* WHAT TO PRODUCE
Quote each line of the material verbatim, without the pictures.

* INPUT DATA
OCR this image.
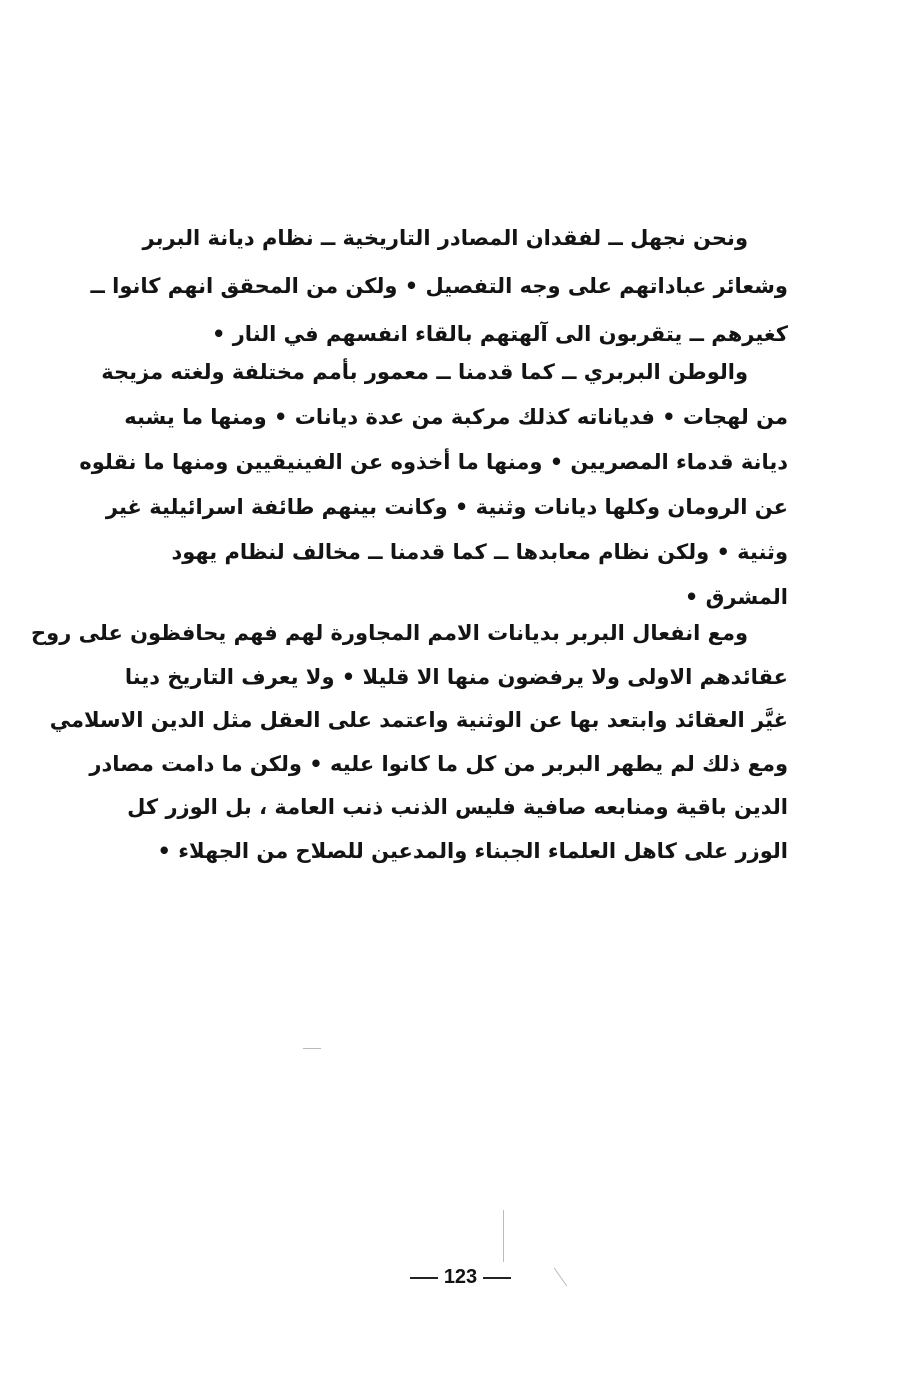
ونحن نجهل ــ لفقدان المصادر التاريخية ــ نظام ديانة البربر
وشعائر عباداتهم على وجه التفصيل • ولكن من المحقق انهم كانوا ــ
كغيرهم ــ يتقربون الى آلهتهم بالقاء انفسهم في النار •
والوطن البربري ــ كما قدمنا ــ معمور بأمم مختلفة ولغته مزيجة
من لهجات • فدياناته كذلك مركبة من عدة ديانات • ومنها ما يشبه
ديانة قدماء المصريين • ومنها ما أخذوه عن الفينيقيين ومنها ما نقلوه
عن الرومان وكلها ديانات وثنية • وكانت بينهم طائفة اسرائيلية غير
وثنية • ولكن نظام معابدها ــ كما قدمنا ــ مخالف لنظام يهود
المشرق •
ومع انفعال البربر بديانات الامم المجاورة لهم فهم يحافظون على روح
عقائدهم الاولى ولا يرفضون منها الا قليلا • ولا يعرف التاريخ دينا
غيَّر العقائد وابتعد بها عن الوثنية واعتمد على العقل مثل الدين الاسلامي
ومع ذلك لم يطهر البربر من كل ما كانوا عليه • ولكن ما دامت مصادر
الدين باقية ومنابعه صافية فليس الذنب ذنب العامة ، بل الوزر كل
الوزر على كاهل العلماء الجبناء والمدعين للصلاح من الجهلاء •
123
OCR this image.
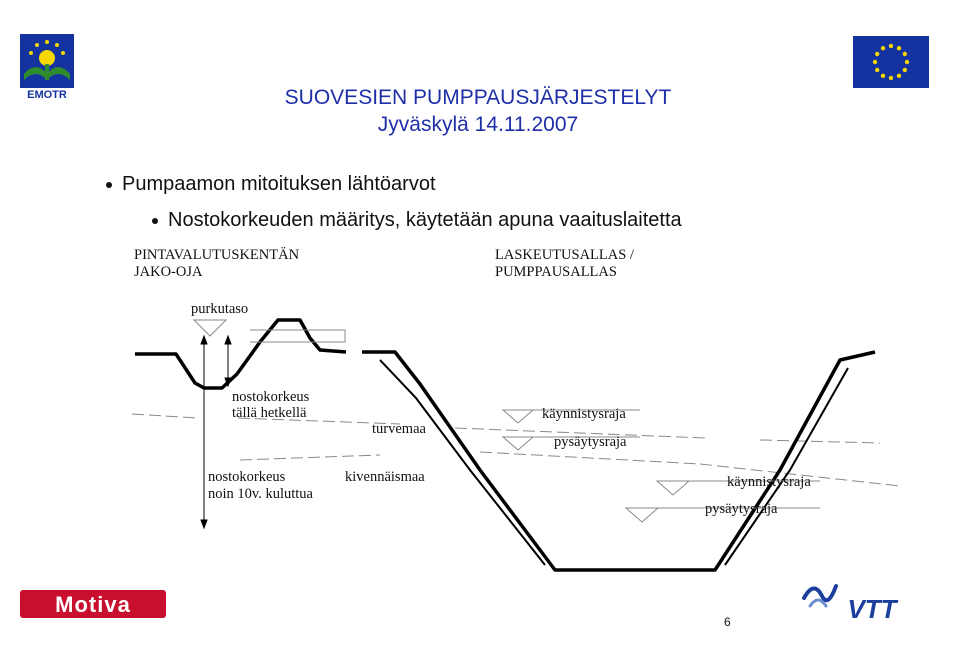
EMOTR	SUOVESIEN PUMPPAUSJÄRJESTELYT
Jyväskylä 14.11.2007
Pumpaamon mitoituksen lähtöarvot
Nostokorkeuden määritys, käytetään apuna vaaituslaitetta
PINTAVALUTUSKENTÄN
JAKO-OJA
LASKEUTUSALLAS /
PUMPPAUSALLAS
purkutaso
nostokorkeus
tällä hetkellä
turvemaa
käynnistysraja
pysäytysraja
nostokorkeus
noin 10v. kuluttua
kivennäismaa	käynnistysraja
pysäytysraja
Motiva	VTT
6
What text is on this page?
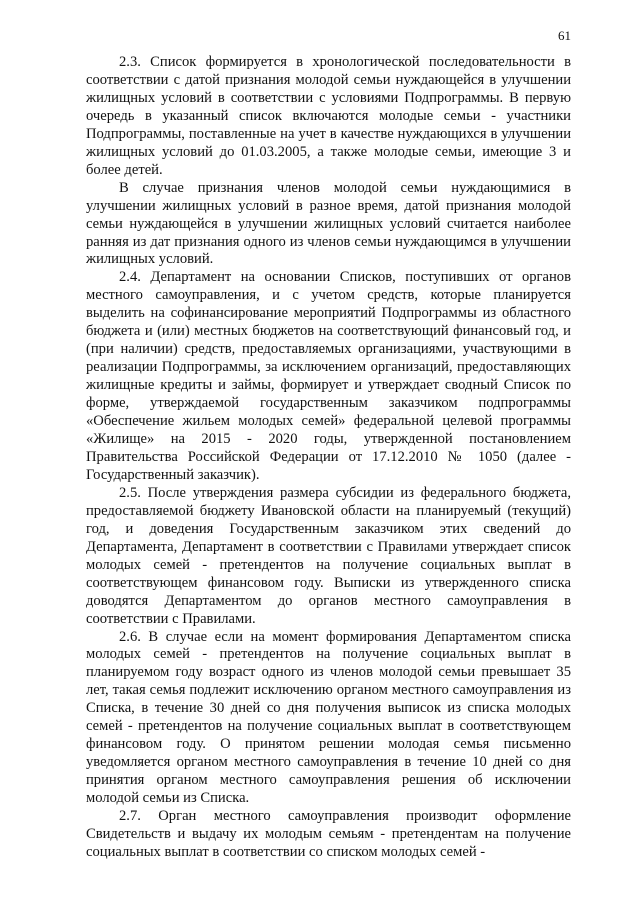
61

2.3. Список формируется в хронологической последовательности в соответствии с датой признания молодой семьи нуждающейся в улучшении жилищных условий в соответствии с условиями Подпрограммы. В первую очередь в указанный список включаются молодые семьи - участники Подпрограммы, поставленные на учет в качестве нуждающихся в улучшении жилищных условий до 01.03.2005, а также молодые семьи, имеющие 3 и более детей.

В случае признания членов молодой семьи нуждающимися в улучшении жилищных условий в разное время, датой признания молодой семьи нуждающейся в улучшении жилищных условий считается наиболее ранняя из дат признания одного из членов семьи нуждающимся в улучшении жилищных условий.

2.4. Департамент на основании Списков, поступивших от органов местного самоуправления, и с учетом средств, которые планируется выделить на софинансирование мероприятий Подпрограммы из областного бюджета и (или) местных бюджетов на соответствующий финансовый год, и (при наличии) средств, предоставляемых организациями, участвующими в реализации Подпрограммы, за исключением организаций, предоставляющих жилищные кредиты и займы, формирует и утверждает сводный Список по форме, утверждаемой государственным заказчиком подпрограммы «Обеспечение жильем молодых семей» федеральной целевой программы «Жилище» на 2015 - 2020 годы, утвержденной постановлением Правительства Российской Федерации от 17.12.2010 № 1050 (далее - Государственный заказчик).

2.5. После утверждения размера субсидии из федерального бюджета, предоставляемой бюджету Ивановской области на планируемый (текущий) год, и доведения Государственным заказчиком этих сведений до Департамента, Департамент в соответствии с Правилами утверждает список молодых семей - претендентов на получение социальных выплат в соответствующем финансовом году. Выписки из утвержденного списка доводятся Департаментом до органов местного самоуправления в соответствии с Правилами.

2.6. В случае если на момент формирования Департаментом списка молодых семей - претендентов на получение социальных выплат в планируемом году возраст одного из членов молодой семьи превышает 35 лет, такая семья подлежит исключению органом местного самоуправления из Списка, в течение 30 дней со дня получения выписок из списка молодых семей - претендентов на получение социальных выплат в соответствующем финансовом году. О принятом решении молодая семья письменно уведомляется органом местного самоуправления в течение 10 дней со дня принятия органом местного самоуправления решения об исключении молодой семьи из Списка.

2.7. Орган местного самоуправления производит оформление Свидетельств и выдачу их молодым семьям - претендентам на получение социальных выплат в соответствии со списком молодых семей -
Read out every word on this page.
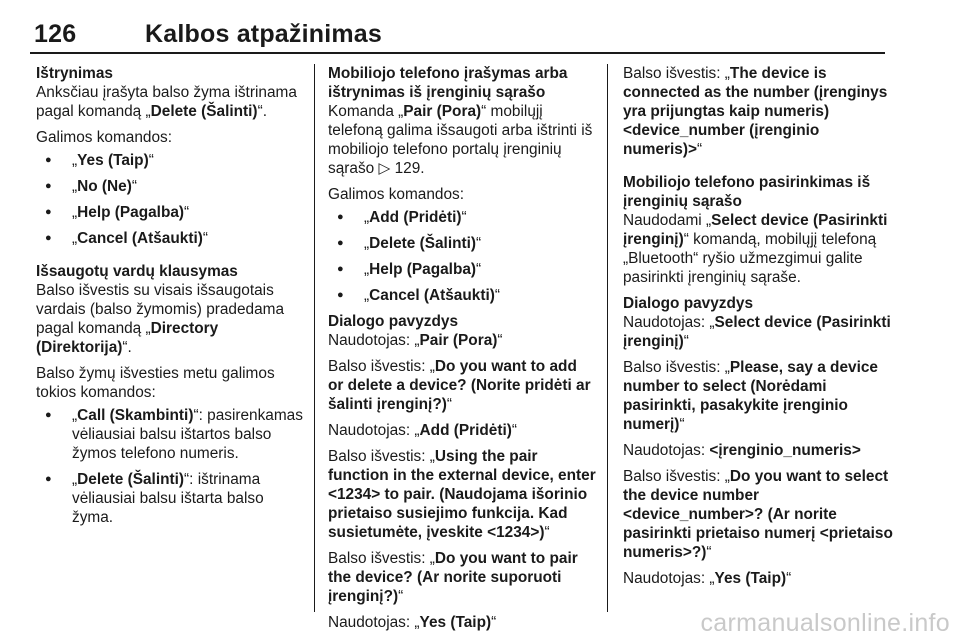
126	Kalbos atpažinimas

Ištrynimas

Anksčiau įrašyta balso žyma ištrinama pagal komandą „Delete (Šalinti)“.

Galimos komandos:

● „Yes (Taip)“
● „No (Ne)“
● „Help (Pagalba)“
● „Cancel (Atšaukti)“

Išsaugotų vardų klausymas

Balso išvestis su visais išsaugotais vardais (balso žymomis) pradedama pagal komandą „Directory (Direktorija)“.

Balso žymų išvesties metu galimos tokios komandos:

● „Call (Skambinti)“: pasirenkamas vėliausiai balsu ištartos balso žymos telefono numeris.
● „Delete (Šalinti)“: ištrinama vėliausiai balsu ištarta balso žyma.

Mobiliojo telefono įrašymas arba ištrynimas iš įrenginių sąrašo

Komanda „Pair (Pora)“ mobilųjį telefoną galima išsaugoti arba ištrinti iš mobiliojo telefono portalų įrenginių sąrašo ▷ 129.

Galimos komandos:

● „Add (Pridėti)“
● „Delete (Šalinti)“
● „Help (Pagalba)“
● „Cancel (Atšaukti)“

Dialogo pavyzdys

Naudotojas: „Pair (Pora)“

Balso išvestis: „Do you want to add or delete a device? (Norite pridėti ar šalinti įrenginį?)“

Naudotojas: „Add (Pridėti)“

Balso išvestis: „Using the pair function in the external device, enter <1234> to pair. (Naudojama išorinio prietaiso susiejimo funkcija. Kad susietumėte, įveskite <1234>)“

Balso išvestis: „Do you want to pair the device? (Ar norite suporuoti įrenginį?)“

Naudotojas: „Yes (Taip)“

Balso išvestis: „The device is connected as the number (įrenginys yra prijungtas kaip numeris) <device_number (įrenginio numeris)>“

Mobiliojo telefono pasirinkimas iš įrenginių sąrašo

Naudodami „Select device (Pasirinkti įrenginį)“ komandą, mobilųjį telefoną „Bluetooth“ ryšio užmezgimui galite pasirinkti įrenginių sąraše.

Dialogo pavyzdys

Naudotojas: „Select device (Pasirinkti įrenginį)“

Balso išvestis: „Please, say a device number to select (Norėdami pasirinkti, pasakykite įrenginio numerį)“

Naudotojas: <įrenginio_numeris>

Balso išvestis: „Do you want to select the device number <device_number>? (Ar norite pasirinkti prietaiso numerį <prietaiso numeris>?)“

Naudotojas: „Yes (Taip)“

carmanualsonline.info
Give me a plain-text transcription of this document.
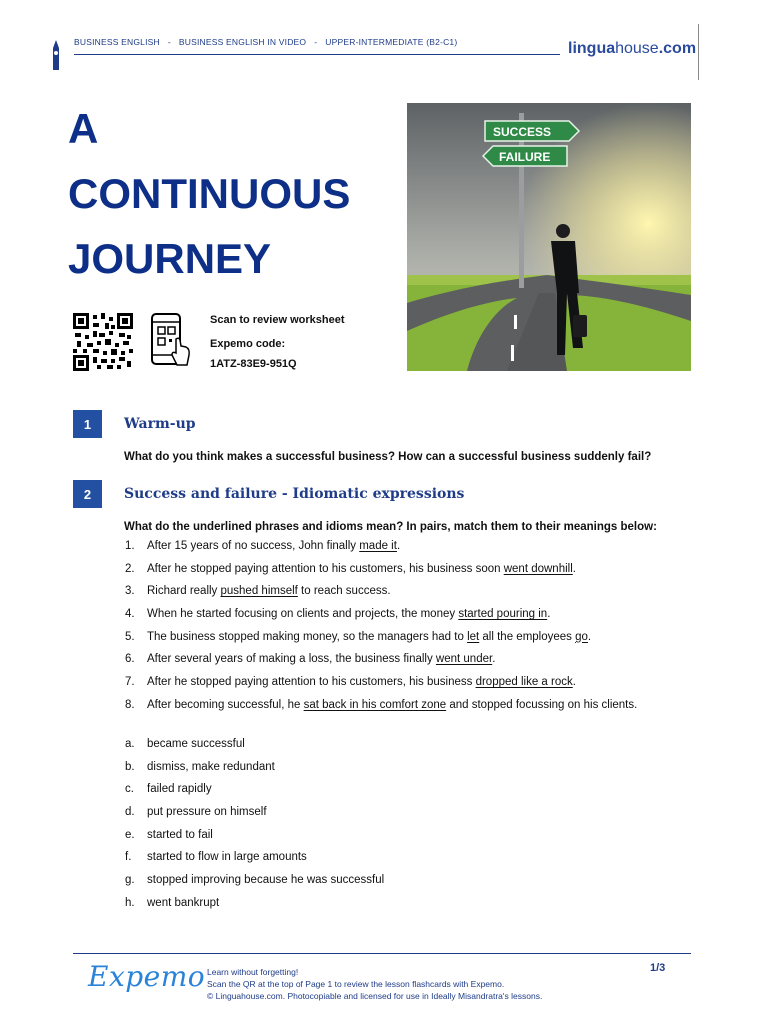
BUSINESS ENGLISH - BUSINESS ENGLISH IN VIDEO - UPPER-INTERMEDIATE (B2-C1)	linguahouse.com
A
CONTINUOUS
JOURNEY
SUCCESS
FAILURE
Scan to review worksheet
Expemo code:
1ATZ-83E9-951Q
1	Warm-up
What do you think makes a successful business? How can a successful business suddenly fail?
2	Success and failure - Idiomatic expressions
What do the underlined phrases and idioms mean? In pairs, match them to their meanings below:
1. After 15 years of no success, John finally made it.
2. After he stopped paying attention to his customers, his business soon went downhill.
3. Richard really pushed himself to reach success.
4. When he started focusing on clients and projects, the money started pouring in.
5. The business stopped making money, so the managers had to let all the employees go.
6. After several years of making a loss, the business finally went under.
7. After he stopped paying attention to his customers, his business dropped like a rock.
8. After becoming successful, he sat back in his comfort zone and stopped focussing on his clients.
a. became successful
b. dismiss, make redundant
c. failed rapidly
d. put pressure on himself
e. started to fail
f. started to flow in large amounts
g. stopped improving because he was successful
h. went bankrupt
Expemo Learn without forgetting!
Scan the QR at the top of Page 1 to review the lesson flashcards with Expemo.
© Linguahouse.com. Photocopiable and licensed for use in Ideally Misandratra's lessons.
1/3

* WRITTEN RESPONSE
OCR this image.
ونحن نجهل ــ لفقدان المصادر التاريخية ــ نظام ديانة البربر
وشعائر عباداتهم على وجه التفصيل • ولكن من المحقق انهم كانوا ــ
كغيرهم ــ يتقربون الى آلهتهم بالقاء انفسهم في النار •
والوطن البربري ــ كما قدمنا ــ معمور بأمم مختلفة ولغته مزيجة
من لهجات • فدياناته كذلك مركبة من عدة ديانات • ومنها ما يشبه
ديانة قدماء المصريين • ومنها ما أخذوه عن الفينيقيين ومنها ما نقلوه
عن الرومان وكلها ديانات وثنية • وكانت بينهم طائفة اسرائيلية غير
وثنية • ولكن نظام معابدها ــ كما قدمنا ــ مخالف لنظام يهود
المشرق •
ومع انفعال البربر بديانات الامم المجاورة لهم فهم يحافظون على روح
عقائدهم الاولى ولا يرفضون منها الا قليلا • ولا يعرف التاريخ دينا
غيَّر العقائد وابتعد بها عن الوثنية واعتمد على العقل مثل الدين الاسلامي
ومع ذلك لم يطهر البربر من كل ما كانوا عليه • ولكن ما دامت مصادر
الدين باقية ومنابعه صافية فليس الذنب ذنب العامة ، بل الوزر كل
الوزر على كاهل العلماء الجبناء والمدعين للصلاح من الجهلاء •
123
OCR this image.
EMOTR	SUOVESIEN PUMPPAUSJÄRJESTELYT
Jyväskylä 14.11.2007
Pumpaamon mitoituksen lähtöarvot
Nostokorkeuden määritys, käytetään apuna vaaituslaitetta
PINTAVALUTUSKENTÄN
JAKO-OJA
LASKEUTUSALLAS /
PUMPPAUSALLAS
purkutaso
nostokorkeus
tällä hetkellä
turvemaa
käynnistysraja
pysäytysraja
nostokorkeus
noin 10v. kuluttua
kivennäismaa	käynnistysraja
pysäytysraja
Motiva	VTT
6
What text is on this page?
61

2.3. Список формируется в хронологической последовательности в соответствии с датой признания молодой семьи нуждающейся в улучшении жилищных условий в соответствии с условиями Подпрограммы. В первую очередь в указанный список включаются молодые семьи - участники Подпрограммы, поставленные на учет в качестве нуждающихся в улучшении жилищных условий до 01.03.2005, а также молодые семьи, имеющие 3 и более детей.

В случае признания членов молодой семьи нуждающимися в улучшении жилищных условий в разное время, датой признания молодой семьи нуждающейся в улучшении жилищных условий считается наиболее ранняя из дат признания одного из членов семьи нуждающимся в улучшении жилищных условий.

2.4. Департамент на основании Списков, поступивших от органов местного самоуправления, и с учетом средств, которые планируется выделить на софинансирование мероприятий Подпрограммы из областного бюджета и (или) местных бюджетов на соответствующий финансовый год, и (при наличии) средств, предоставляемых организациями, участвующими в реализации Подпрограммы, за исключением организаций, предоставляющих жилищные кредиты и займы, формирует и утверждает сводный Список по форме, утверждаемой государственным заказчиком подпрограммы «Обеспечение жильем молодых семей» федеральной целевой программы «Жилище» на 2015 - 2020 годы, утвержденной постановлением Правительства Российской Федерации от 17.12.2010 № 1050 (далее - Государственный заказчик).

2.5. После утверждения размера субсидии из федерального бюджета, предоставляемой бюджету Ивановской области на планируемый (текущий) год, и доведения Государственным заказчиком этих сведений до Департамента, Департамент в соответствии с Правилами утверждает список молодых семей - претендентов на получение социальных выплат в соответствующем финансовом году. Выписки из утвержденного списка доводятся Департаментом до органов местного самоуправления в соответствии с Правилами.

2.6. В случае если на момент формирования Департаментом списка молодых семей - претендентов на получение социальных выплат в планируемом году возраст одного из членов молодой семьи превышает 35 лет, такая семья подлежит исключению органом местного самоуправления из Списка, в течение 30 дней со дня получения выписок из списка молодых семей - претендентов на получение социальных выплат в соответствующем финансовом году. О принятом решении молодая семья письменно уведомляется органом местного самоуправления в течение 10 дней со дня принятия органом местного самоуправления решения об исключении молодой семьи из Списка.

2.7. Орган местного самоуправления производит оформление Свидетельств и выдачу их молодым семьям - претендентам на получение социальных выплат в соответствии со списком молодых семей -
Read out every word on this page.
126	Kalbos atpažinimas

Ištrynimas

Anksčiau įrašyta balso žyma ištrinama pagal komandą „Delete (Šalinti)“.

Galimos komandos:

● „Yes (Taip)“
● „No (Ne)“
● „Help (Pagalba)“
● „Cancel (Atšaukti)“

Išsaugotų vardų klausymas

Balso išvestis su visais išsaugotais vardais (balso žymomis) pradedama pagal komandą „Directory (Direktorija)“.

Balso žymų išvesties metu galimos tokios komandos:

● „Call (Skambinti)“: pasirenkamas vėliausiai balsu ištartos balso žymos telefono numeris.
● „Delete (Šalinti)“: ištrinama vėliausiai balsu ištarta balso žyma.

Mobiliojo telefono įrašymas arba ištrynimas iš įrenginių sąrašo

Komanda „Pair (Pora)“ mobilųjį telefoną galima išsaugoti arba ištrinti iš mobiliojo telefono portalų įrenginių sąrašo ▷ 129.

Galimos komandos:

● „Add (Pridėti)“
● „Delete (Šalinti)“
● „Help (Pagalba)“
● „Cancel (Atšaukti)“

Dialogo pavyzdys

Naudotojas: „Pair (Pora)“

Balso išvestis: „Do you want to add or delete a device? (Norite pridėti ar šalinti įrenginį?)“

Naudotojas: „Add (Pridėti)“

Balso išvestis: „Using the pair function in the external device, enter <1234> to pair. (Naudojama išorinio prietaiso susiejimo funkcija. Kad susietumėte, įveskite <1234>)“

Balso išvestis: „Do you want to pair the device? (Ar norite suporuoti įrenginį?)“

Naudotojas: „Yes (Taip)“

Balso išvestis: „The device is connected as the number (įrenginys yra prijungtas kaip numeris) <device_number (įrenginio numeris)>“

Mobiliojo telefono pasirinkimas iš įrenginių sąrašo

Naudodami „Select device (Pasirinkti įrenginį)“ komandą, mobilųjį telefoną „Bluetooth“ ryšio užmezgimui galite pasirinkti įrenginių sąraše.

Dialogo pavyzdys

Naudotojas: „Select device (Pasirinkti įrenginį)“

Balso išvestis: „Please, say a device number to select (Norėdami pasirinkti, pasakykite įrenginio numerį)“

Naudotojas: <įrenginio_numeris>

Balso išvestis: „Do you want to select the device number <device_number>? (Ar norite pasirinkti prietaiso numerį <prietaiso numeris>?)“

Naudotojas: „Yes (Taip)“

carmanualsonline.info
Give me a plain-text transcription of this document.
BUSINESS ENGLISH - BUSINESS ENGLISH IN VIDEO - UPPER-INTERMEDIATE (B2-C1)	linguahouse.com
A
CONTINUOUS
JOURNEY
SUCCESS
FAILURE
Scan to review worksheet
Expemo code:
1ATZ-83E9-951Q
1	Warm-up
What do you think makes a successful business? How can a successful business suddenly fail?
2	Success and failure - Idiomatic expressions
What do the underlined phrases and idioms mean? In pairs, match them to their meanings below:
1. After 15 years of no success, John finally made it.
2. After he stopped paying attention to his customers, his business soon went downhill.
3. Richard really pushed himself to reach success.
4. When he started focusing on clients and projects, the money started pouring in.
5. The business stopped making money, so the managers had to let all the employees go.
6. After several years of making a loss, the business finally went under.
7. After he stopped paying attention to his customers, his business dropped like a rock.
8. After becoming successful, he sat back in his comfort zone and stopped focussing on his clients.
a. became successful
b. dismiss, make redundant
c. failed rapidly
d. put pressure on himself
e. started to fail
f. started to flow in large amounts
g. stopped improving because he was successful
h. went bankrupt
Expemo Learn without forgetting!
Scan the QR at the top of Page 1 to review the lesson flashcards with Expemo.
© Linguahouse.com. Photocopiable and licensed for use in Ideally Misandratra's lessons.
1/3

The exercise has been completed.